▶ _Exercise task_
Could you transcribe every record below exactly as written, leaving out any pictures?

▶ _Record set_
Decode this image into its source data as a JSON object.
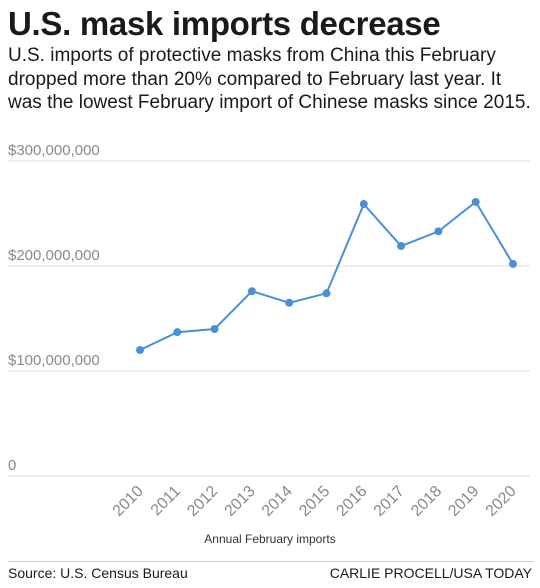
{
  "title": "U.S. mask imports decrease",
  "subtitle": "U.S. imports of protective masks from China this February dropped more than 20% compared to February last year. It was the lowest February import of Chinese masks since 2015.",
  "source": "Source: U.S. Census Bureau",
  "credit": "CARLIE PROCELL/USA TODAY",
  "chart_data": {
    "type": "line",
    "title": "U.S. mask imports decrease",
    "xlabel": "Annual February imports",
    "ylabel": "",
    "categories": [
      "2010",
      "2011",
      "2012",
      "2013",
      "2014",
      "2015",
      "2016",
      "2017",
      "2018",
      "2019",
      "2020"
    ],
    "series": [
      {
        "values": [
          120000000,
          137000000,
          140000000,
          176000000,
          165000000,
          174000000,
          259000000,
          219000000,
          233000000,
          261000000,
          202000000
        ]
      }
    ],
    "ylim": [
      0,
      300000000
    ],
    "y_ticks": [
      0,
      100000000,
      200000000,
      300000000
    ],
    "y_tick_labels": [
      "0",
      "$100,000,000",
      "$200,000,000",
      "$300,000,000"
    ],
    "grid": true,
    "line_color": "#4a90d9",
    "grid_color": "#dcdcdc"
  }
}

▶ _Task solution_
Decode this image into its source data as a JSON object.
{
  "title": "U.S. mask imports decrease",
  "subtitle": "U.S. imports of protective masks from China this February dropped more than 20% compared to February last year. It was the lowest February import of Chinese masks since 2015.",
  "source": "Source: U.S. Census Bureau",
  "credit": "CARLIE PROCELL/USA TODAY",
  "chart_data": {
    "type": "line",
    "title": "U.S. mask imports decrease",
    "xlabel": "Annual February imports",
    "ylabel": "",
    "categories": [
      "2010",
      "2011",
      "2012",
      "2013",
      "2014",
      "2015",
      "2016",
      "2017",
      "2018",
      "2019",
      "2020"
    ],
    "series": [
      {
        "values": [
          120000000,
          137000000,
          140000000,
          176000000,
          165000000,
          174000000,
          259000000,
          219000000,
          233000000,
          261000000,
          202000000
        ]
      }
    ],
    "ylim": [
      0,
      300000000
    ],
    "y_ticks": [
      0,
      100000000,
      200000000,
      300000000
    ],
    "y_tick_labels": [
      "0",
      "$100,000,000",
      "$200,000,000",
      "$300,000,000"
    ],
    "grid": true,
    "line_color": "#4a90d9",
    "grid_color": "#dcdcdc"
  }
}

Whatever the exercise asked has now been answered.